TASK STATEMENT: Determine how many lines of the records include "DOUBLE", and answer with the number alone.

LISTED ENTRIES:
- - - -
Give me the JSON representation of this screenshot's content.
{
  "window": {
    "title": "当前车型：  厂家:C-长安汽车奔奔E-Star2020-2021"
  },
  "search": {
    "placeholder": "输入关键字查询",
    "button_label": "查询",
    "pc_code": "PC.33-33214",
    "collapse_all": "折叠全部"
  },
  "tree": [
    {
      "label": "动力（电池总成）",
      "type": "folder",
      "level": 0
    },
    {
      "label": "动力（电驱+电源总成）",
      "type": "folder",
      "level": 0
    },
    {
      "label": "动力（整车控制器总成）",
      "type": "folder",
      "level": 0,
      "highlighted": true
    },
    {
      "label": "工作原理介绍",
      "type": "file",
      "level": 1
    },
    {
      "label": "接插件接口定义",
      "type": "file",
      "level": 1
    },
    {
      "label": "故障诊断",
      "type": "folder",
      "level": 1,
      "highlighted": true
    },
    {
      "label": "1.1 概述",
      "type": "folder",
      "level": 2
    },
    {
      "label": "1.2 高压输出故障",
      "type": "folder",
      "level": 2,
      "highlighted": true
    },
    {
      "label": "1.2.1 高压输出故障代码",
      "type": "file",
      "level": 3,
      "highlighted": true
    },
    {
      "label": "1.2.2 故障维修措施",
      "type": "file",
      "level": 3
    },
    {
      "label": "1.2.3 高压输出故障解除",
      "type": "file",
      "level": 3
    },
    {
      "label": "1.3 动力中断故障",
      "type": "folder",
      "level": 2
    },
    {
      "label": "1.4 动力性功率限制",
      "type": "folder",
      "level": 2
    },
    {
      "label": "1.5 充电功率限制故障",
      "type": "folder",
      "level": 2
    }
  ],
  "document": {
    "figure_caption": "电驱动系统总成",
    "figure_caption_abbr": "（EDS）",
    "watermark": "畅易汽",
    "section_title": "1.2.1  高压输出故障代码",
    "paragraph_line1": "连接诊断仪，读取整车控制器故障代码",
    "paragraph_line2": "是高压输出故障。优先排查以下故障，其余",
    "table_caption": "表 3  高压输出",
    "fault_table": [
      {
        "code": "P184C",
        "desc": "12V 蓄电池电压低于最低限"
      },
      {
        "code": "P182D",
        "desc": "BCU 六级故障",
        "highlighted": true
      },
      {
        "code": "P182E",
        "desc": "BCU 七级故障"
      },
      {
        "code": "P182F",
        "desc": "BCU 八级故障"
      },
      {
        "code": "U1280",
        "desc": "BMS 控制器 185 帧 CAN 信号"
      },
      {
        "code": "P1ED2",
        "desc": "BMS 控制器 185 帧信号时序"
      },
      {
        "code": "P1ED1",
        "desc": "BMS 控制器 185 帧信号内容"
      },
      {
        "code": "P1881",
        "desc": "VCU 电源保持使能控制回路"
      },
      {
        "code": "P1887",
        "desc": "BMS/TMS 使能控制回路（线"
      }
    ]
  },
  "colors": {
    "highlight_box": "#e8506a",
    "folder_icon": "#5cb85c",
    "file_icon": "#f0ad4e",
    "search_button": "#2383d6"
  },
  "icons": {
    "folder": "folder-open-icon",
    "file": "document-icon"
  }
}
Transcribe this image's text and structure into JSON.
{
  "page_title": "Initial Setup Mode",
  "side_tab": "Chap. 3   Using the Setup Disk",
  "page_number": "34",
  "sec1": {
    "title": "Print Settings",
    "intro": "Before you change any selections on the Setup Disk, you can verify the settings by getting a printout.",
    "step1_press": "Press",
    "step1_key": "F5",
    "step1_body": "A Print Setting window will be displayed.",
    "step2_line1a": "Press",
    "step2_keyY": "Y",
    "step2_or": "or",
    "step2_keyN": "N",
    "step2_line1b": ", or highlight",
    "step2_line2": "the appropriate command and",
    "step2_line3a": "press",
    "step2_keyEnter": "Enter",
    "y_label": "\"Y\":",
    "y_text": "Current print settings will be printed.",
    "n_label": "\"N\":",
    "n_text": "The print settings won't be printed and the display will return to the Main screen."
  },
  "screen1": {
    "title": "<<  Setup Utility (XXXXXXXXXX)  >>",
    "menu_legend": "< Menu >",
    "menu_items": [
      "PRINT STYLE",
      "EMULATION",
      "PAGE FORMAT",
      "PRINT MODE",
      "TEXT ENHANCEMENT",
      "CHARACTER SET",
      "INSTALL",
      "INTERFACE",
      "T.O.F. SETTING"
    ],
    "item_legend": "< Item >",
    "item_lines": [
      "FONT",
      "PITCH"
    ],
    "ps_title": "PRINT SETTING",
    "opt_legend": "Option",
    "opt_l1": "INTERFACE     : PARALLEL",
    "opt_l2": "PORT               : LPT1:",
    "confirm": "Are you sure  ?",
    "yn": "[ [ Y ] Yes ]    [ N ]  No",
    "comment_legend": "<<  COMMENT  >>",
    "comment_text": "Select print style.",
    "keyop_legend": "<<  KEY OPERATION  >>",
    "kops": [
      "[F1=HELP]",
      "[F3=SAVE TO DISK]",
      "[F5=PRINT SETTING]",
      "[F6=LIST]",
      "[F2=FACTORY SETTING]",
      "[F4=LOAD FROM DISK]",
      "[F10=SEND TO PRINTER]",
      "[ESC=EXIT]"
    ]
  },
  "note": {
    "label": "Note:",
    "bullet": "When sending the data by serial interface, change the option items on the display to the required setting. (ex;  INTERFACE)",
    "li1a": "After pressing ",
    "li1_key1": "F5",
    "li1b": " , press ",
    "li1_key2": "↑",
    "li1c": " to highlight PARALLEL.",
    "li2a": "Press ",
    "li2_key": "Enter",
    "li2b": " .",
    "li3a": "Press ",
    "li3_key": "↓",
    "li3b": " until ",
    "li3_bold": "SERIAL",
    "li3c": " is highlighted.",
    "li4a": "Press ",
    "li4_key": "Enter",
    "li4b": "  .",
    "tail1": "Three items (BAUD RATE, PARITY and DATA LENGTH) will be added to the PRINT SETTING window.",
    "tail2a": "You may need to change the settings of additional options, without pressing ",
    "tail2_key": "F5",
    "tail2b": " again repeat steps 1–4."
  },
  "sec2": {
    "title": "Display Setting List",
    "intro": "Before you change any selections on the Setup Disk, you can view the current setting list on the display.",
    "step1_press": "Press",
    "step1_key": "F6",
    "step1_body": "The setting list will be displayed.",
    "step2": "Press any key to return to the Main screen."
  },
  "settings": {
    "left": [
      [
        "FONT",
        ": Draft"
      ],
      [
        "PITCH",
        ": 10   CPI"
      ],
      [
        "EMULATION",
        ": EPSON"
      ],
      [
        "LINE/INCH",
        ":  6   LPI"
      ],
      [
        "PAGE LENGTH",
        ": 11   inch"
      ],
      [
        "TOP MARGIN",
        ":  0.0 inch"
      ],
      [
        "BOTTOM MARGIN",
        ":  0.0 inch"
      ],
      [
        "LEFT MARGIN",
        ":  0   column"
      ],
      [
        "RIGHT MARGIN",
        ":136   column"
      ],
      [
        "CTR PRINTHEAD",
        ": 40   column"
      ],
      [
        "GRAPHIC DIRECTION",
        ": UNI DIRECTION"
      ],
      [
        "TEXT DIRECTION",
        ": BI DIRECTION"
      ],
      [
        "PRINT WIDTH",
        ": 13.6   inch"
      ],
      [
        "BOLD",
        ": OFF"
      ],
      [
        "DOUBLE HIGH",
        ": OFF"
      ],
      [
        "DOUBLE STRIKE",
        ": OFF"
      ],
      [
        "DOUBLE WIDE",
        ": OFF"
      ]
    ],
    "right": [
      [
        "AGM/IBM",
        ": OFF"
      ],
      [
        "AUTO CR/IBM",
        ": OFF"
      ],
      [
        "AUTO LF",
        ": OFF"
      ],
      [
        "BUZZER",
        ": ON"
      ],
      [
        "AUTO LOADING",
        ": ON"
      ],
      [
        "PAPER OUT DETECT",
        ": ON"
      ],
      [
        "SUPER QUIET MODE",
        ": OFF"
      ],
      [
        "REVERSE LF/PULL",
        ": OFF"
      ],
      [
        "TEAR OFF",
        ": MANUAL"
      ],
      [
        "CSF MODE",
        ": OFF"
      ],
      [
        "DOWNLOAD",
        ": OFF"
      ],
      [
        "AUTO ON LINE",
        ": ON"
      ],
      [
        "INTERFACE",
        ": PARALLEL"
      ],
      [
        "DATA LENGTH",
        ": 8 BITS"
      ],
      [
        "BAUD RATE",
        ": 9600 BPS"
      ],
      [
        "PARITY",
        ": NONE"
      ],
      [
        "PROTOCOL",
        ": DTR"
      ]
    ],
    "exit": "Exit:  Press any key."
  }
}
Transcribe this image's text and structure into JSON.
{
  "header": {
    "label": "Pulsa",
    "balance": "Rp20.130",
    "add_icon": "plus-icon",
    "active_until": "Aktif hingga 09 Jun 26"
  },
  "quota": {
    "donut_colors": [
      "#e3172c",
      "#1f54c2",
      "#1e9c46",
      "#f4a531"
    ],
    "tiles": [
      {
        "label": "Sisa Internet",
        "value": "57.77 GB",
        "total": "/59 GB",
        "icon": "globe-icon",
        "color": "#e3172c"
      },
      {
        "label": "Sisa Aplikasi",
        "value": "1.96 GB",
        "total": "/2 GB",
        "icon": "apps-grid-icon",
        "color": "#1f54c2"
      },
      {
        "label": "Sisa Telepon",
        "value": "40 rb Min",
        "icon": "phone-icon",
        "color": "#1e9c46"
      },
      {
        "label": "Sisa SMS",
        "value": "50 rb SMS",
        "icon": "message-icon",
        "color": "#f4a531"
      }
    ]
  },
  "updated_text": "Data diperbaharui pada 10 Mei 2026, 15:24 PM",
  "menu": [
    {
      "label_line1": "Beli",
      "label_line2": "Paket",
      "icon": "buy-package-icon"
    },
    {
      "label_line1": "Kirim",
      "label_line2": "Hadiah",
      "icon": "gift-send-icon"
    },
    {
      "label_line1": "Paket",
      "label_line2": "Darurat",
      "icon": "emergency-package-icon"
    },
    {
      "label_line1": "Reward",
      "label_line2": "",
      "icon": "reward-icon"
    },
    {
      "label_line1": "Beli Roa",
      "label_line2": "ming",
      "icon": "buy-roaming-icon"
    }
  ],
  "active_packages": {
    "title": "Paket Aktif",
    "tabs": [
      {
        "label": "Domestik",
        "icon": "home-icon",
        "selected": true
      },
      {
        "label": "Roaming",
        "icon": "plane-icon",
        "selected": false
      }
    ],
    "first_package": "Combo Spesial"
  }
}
- - - -
EXERCISE SOLUTION: 3